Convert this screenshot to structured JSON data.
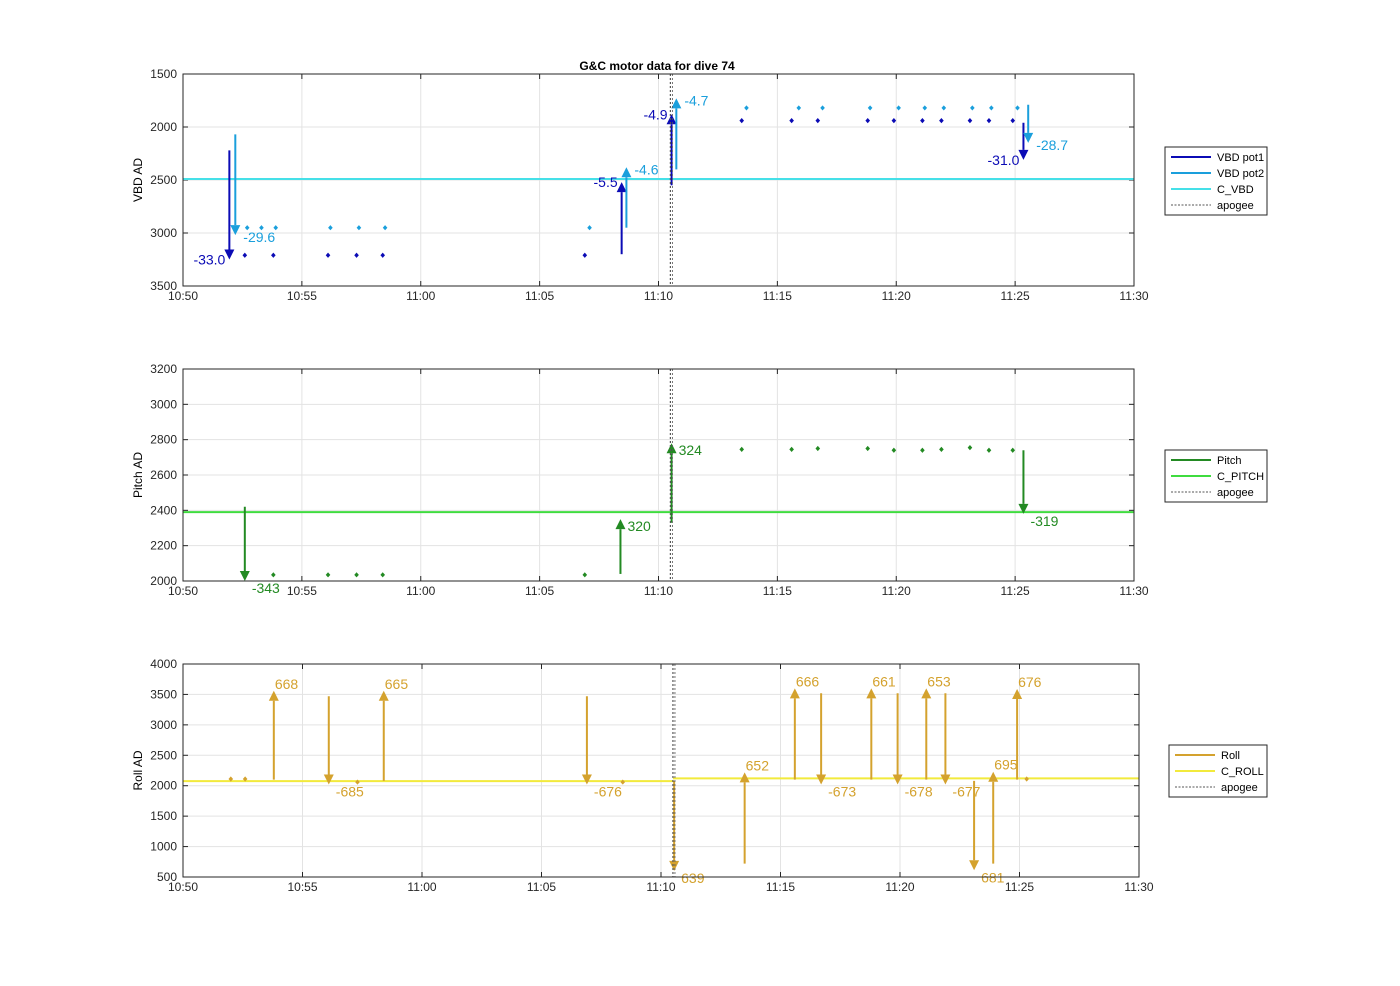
{
  "figure": {
    "title": "G&C motor data for dive 74"
  },
  "chart_data": [
    {
      "type": "scatter",
      "ylabel": "VBD AD",
      "y_reversed": true,
      "ylim": [
        1500,
        3500
      ],
      "yticks": [
        "1500",
        "2000",
        "2500",
        "3000",
        "3500"
      ],
      "xticks": [
        "10:50",
        "10:55",
        "11:00",
        "11:05",
        "11:10",
        "11:15",
        "11:20",
        "11:25",
        "11:30"
      ],
      "xlim": [
        "10:50",
        "11:30"
      ],
      "grid": true,
      "legend_placement": "outside-right",
      "legend": [
        {
          "label": "VBD pot1",
          "color": "#0b0bb5",
          "style": "solid"
        },
        {
          "label": "VBD pot2",
          "color": "#1a9fdc",
          "style": "solid"
        },
        {
          "label": "C_VBD",
          "color": "#45e0e8",
          "style": "solid"
        },
        {
          "label": "apogee",
          "color": "#555555",
          "style": "dotted"
        }
      ],
      "apogee_time": "11:10.5",
      "series": [
        {
          "name": "C_VBD",
          "kind": "hline",
          "color": "#45e0e8",
          "segments": [
            {
              "x0": "10:50",
              "x1": "11:30",
              "y": 2490
            }
          ]
        },
        {
          "name": "VBD pot1",
          "kind": "points",
          "color": "#0b0bb5",
          "points": [
            [
              "10:52.6",
              3210
            ],
            [
              "10:53.8",
              3210
            ],
            [
              "10:56.1",
              3210
            ],
            [
              "10:57.3",
              3210
            ],
            [
              "10:58.4",
              3210
            ],
            [
              "11:06.9",
              3210
            ],
            [
              "11:13.5",
              1940
            ],
            [
              "11:15.6",
              1940
            ],
            [
              "11:16.7",
              1940
            ],
            [
              "11:18.8",
              1940
            ],
            [
              "11:19.9",
              1940
            ],
            [
              "11:21.1",
              1940
            ],
            [
              "11:21.9",
              1940
            ],
            [
              "11:23.1",
              1940
            ],
            [
              "11:23.9",
              1940
            ],
            [
              "11:24.9",
              1940
            ]
          ]
        },
        {
          "name": "VBD pot2",
          "kind": "points",
          "color": "#1a9fdc",
          "points": [
            [
              "10:52.7",
              2950
            ],
            [
              "10:53.3",
              2950
            ],
            [
              "10:53.9",
              2950
            ],
            [
              "10:56.2",
              2950
            ],
            [
              "10:57.4",
              2950
            ],
            [
              "10:58.5",
              2950
            ],
            [
              "11:07.1",
              2950
            ],
            [
              "11:13.7",
              1820
            ],
            [
              "11:15.9",
              1820
            ],
            [
              "11:16.9",
              1820
            ],
            [
              "11:18.9",
              1820
            ],
            [
              "11:20.1",
              1820
            ],
            [
              "11:21.2",
              1820
            ],
            [
              "11:22.0",
              1820
            ],
            [
              "11:23.2",
              1820
            ],
            [
              "11:24.0",
              1820
            ],
            [
              "11:25.1",
              1820
            ]
          ]
        },
        {
          "name": "VBD pot1 moves",
          "kind": "arrows",
          "color": "#0b0bb5",
          "arrows": [
            {
              "x": "10:51.95",
              "y0": 2220,
              "y1": 3250,
              "label": "-33.0",
              "label_side": "left"
            },
            {
              "x": "11:08.45",
              "y0": 3200,
              "y1": 2520,
              "label": "-5.5",
              "label_side": "left"
            },
            {
              "x": "11:10.55",
              "y0": 2550,
              "y1": 1880,
              "label": "-4.9",
              "label_side": "left"
            },
            {
              "x": "11:25.35",
              "y0": 1960,
              "y1": 2310,
              "label": "-31.0",
              "label_side": "left"
            }
          ]
        },
        {
          "name": "VBD pot2 moves",
          "kind": "arrows",
          "color": "#1a9fdc",
          "arrows": [
            {
              "x": "10:52.2",
              "y0": 2070,
              "y1": 3020,
              "label": "-29.6",
              "label_side": "right"
            },
            {
              "x": "11:08.65",
              "y0": 2950,
              "y1": 2380,
              "label": "-4.6",
              "label_side": "right"
            },
            {
              "x": "11:10.75",
              "y0": 2400,
              "y1": 1730,
              "label": "-4.7",
              "label_side": "right"
            },
            {
              "x": "11:25.55",
              "y0": 1790,
              "y1": 2150,
              "label": "-28.7",
              "label_side": "right"
            }
          ]
        }
      ]
    },
    {
      "type": "scatter",
      "ylabel": "Pitch AD",
      "y_reversed": false,
      "ylim": [
        2000,
        3200
      ],
      "yticks": [
        "2000",
        "2200",
        "2400",
        "2600",
        "2800",
        "3000",
        "3200"
      ],
      "xticks": [
        "10:50",
        "10:55",
        "11:00",
        "11:05",
        "11:10",
        "11:15",
        "11:20",
        "11:25",
        "11:30"
      ],
      "xlim": [
        "10:50",
        "11:30"
      ],
      "grid": true,
      "legend_placement": "outside-right",
      "legend": [
        {
          "label": "Pitch",
          "color": "#238a23",
          "style": "solid"
        },
        {
          "label": "C_PITCH",
          "color": "#3fdc3f",
          "style": "solid"
        },
        {
          "label": "apogee",
          "color": "#555555",
          "style": "dotted"
        }
      ],
      "apogee_time": "11:10.5",
      "series": [
        {
          "name": "C_PITCH",
          "kind": "hline",
          "color": "#3fdc3f",
          "segments": [
            {
              "x0": "10:50",
              "x1": "11:30",
              "y": 2390
            }
          ]
        },
        {
          "name": "Pitch",
          "kind": "points",
          "color": "#238a23",
          "points": [
            [
              "10:53.8",
              2035
            ],
            [
              "10:56.1",
              2035
            ],
            [
              "10:57.3",
              2035
            ],
            [
              "10:58.4",
              2035
            ],
            [
              "11:06.9",
              2035
            ],
            [
              "11:13.5",
              2745
            ],
            [
              "11:15.6",
              2745
            ],
            [
              "11:16.7",
              2750
            ],
            [
              "11:18.8",
              2750
            ],
            [
              "11:19.9",
              2740
            ],
            [
              "11:21.1",
              2740
            ],
            [
              "11:21.9",
              2745
            ],
            [
              "11:23.1",
              2755
            ],
            [
              "11:23.9",
              2740
            ],
            [
              "11:24.9",
              2740
            ]
          ]
        },
        {
          "name": "Pitch moves",
          "kind": "arrows",
          "color": "#238a23",
          "arrows": [
            {
              "x": "10:52.6",
              "y0": 2420,
              "y1": 2000,
              "label": "-343",
              "label_side": "right-below"
            },
            {
              "x": "11:08.4",
              "y0": 2040,
              "y1": 2350,
              "label": "320",
              "label_side": "right-below"
            },
            {
              "x": "11:10.55",
              "y0": 2330,
              "y1": 2780,
              "label": "324",
              "label_side": "right-below"
            },
            {
              "x": "11:25.35",
              "y0": 2740,
              "y1": 2380,
              "label": "-319",
              "label_side": "right-below"
            }
          ]
        }
      ]
    },
    {
      "type": "scatter",
      "ylabel": "Roll AD",
      "y_reversed": false,
      "ylim": [
        500,
        4000
      ],
      "yticks": [
        "500",
        "1000",
        "1500",
        "2000",
        "2500",
        "3000",
        "3500",
        "4000"
      ],
      "xticks": [
        "10:50",
        "10:55",
        "11:00",
        "11:05",
        "11:10",
        "11:15",
        "11:20",
        "11:25",
        "11:30"
      ],
      "xlim": [
        "10:50",
        "11:30"
      ],
      "grid": true,
      "legend_placement": "outside-right",
      "legend": [
        {
          "label": "Roll",
          "color": "#d4a22e",
          "style": "solid"
        },
        {
          "label": "C_ROLL",
          "color": "#f2ea3c",
          "style": "solid"
        },
        {
          "label": "apogee",
          "color": "#555555",
          "style": "dotted"
        }
      ],
      "apogee_time": "11:10.5",
      "series": [
        {
          "name": "C_ROLL",
          "kind": "hline",
          "color": "#f2ea3c",
          "segments": [
            {
              "x0": "10:50",
              "x1": "11:10.5",
              "y": 2075
            },
            {
              "x0": "11:10.5",
              "x1": "11:30",
              "y": 2120
            }
          ]
        },
        {
          "name": "Roll",
          "kind": "points",
          "color": "#d4a22e",
          "points": [
            [
              "10:52.0",
              2110
            ],
            [
              "10:52.6",
              2110
            ],
            [
              "10:57.3",
              2060
            ],
            [
              "11:08.4",
              2060
            ],
            [
              "11:25.3",
              2110
            ]
          ]
        },
        {
          "name": "Roll moves",
          "kind": "arrows",
          "color": "#d4a22e",
          "arrows": [
            {
              "x": "10:53.8",
              "y0": 2100,
              "y1": 3560,
              "label": "668",
              "label_side": "right-top"
            },
            {
              "x": "10:56.1",
              "y0": 3470,
              "y1": 2020,
              "label": "-685",
              "label_side": "right-below"
            },
            {
              "x": "10:58.4",
              "y0": 2080,
              "y1": 3560,
              "label": "665",
              "label_side": "right-top"
            },
            {
              "x": "11:06.9",
              "y0": 3470,
              "y1": 2020,
              "label": "-676",
              "label_side": "right-below"
            },
            {
              "x": "11:10.55",
              "y0": 2080,
              "y1": 600,
              "label": "639",
              "label_side": "right-below"
            },
            {
              "x": "11:13.5",
              "y0": 720,
              "y1": 2220,
              "label": "652",
              "label_side": "right-top"
            },
            {
              "x": "11:15.6",
              "y0": 2100,
              "y1": 3600,
              "label": "666",
              "label_side": "right-top"
            },
            {
              "x": "11:16.7",
              "y0": 3520,
              "y1": 2020,
              "label": "-673",
              "label_side": "right-below"
            },
            {
              "x": "11:18.8",
              "y0": 2100,
              "y1": 3600,
              "label": "661",
              "label_side": "right-top"
            },
            {
              "x": "11:19.9",
              "y0": 3520,
              "y1": 2020,
              "label": "-678",
              "label_side": "right-below"
            },
            {
              "x": "11:21.1",
              "y0": 2100,
              "y1": 3600,
              "label": "653",
              "label_side": "right-top"
            },
            {
              "x": "11:21.9",
              "y0": 3520,
              "y1": 2020,
              "label": "-677",
              "label_side": "right-below"
            },
            {
              "x": "11:23.1",
              "y0": 2080,
              "y1": 610,
              "label": "681",
              "label_side": "right-below"
            },
            {
              "x": "11:23.9",
              "y0": 720,
              "y1": 2230,
              "label": "695",
              "label_side": "right-top"
            },
            {
              "x": "11:24.9",
              "y0": 2100,
              "y1": 3590,
              "label": "676",
              "label_side": "right-top"
            }
          ]
        }
      ]
    }
  ]
}
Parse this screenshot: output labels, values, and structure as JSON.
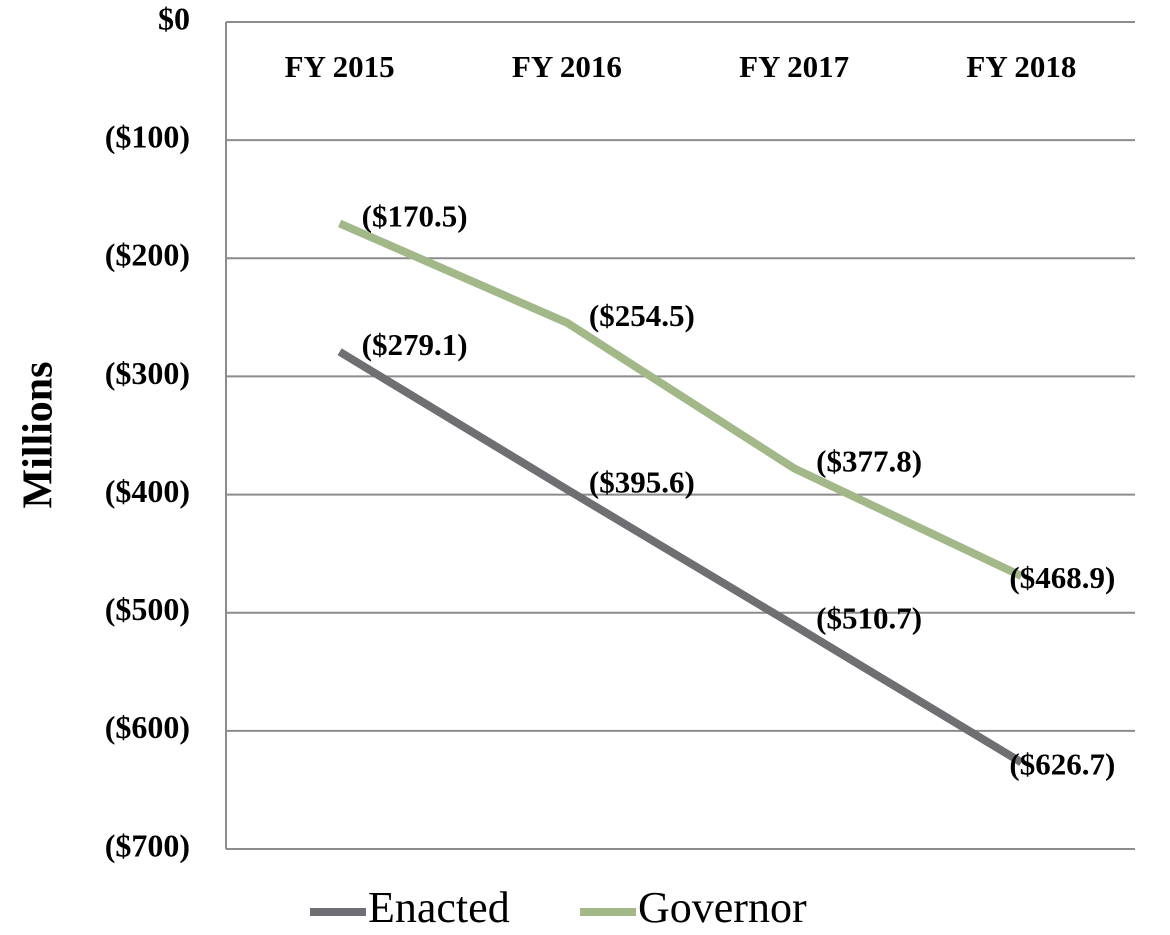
{
  "chart_data": {
    "type": "line",
    "y_label": "Millions",
    "categories": [
      "FY 2015",
      "FY 2016",
      "FY 2017",
      "FY 2018"
    ],
    "series": [
      {
        "name": "Enacted",
        "color": "#6f6f73",
        "values": [
          -279.1,
          -395.6,
          -510.7,
          -626.7
        ],
        "value_labels": [
          "($279.1)",
          "($395.6)",
          "($510.7)",
          "($626.7)"
        ]
      },
      {
        "name": "Governor",
        "color": "#a2b889",
        "values": [
          -170.5,
          -254.5,
          -377.8,
          -468.9
        ],
        "value_labels": [
          "($170.5)",
          "($254.5)",
          "($377.8)",
          "($468.9)"
        ]
      }
    ],
    "ylim": [
      -700,
      0
    ],
    "yticks": [
      {
        "value": 0,
        "label": "$0"
      },
      {
        "value": -100,
        "label": "($100)"
      },
      {
        "value": -200,
        "label": "($200)"
      },
      {
        "value": -300,
        "label": "($300)"
      },
      {
        "value": -400,
        "label": "($400)"
      },
      {
        "value": -500,
        "label": "($500)"
      },
      {
        "value": -600,
        "label": "($600)"
      },
      {
        "value": -700,
        "label": "($700)"
      }
    ],
    "grid": true,
    "legend": "bottom"
  }
}
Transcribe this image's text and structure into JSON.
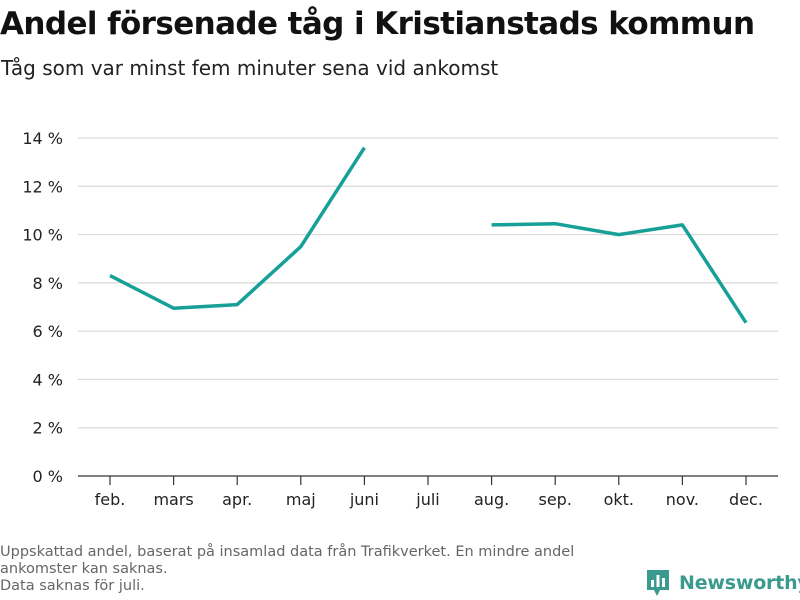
{
  "title": "Andel försenade tåg i Kristianstads kommun",
  "subtitle": "Tåg som var minst fem minuter sena vid ankomst",
  "footnote": [
    "Uppskattad andel, baserat på insamlad data från Trafikverket. En mindre andel",
    "ankomster kan saknas.",
    "Data saknas för juli."
  ],
  "brand": {
    "name": "Newsworthy",
    "icon": "bar-chart-logo-icon",
    "color": "#3a9a8e"
  },
  "chart_data": {
    "type": "line",
    "categories": [
      "feb.",
      "mars",
      "apr.",
      "maj",
      "juni",
      "juli",
      "aug.",
      "sep.",
      "okt.",
      "nov.",
      "dec."
    ],
    "series": [
      {
        "values": [
          8.3,
          6.95,
          7.1,
          9.5,
          13.6,
          null,
          10.4,
          10.45,
          10.0,
          10.4,
          6.35
        ]
      }
    ],
    "yticks": [
      "0 %",
      "2 %",
      "4 %",
      "6 %",
      "8 %",
      "10 %",
      "12 %",
      "14 %"
    ],
    "ylim": [
      0,
      14
    ],
    "grid": true,
    "line_color": "#16a097",
    "xlabel": "",
    "ylabel": ""
  }
}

**Objective**
Go through the preceding material and copy each line that has the word "moves".

**Answer to the exercise**
          "name": "VBD pot1 moves",
          "name": "VBD pot2 moves",
          "name": "Pitch moves",
          "name": "Roll moves",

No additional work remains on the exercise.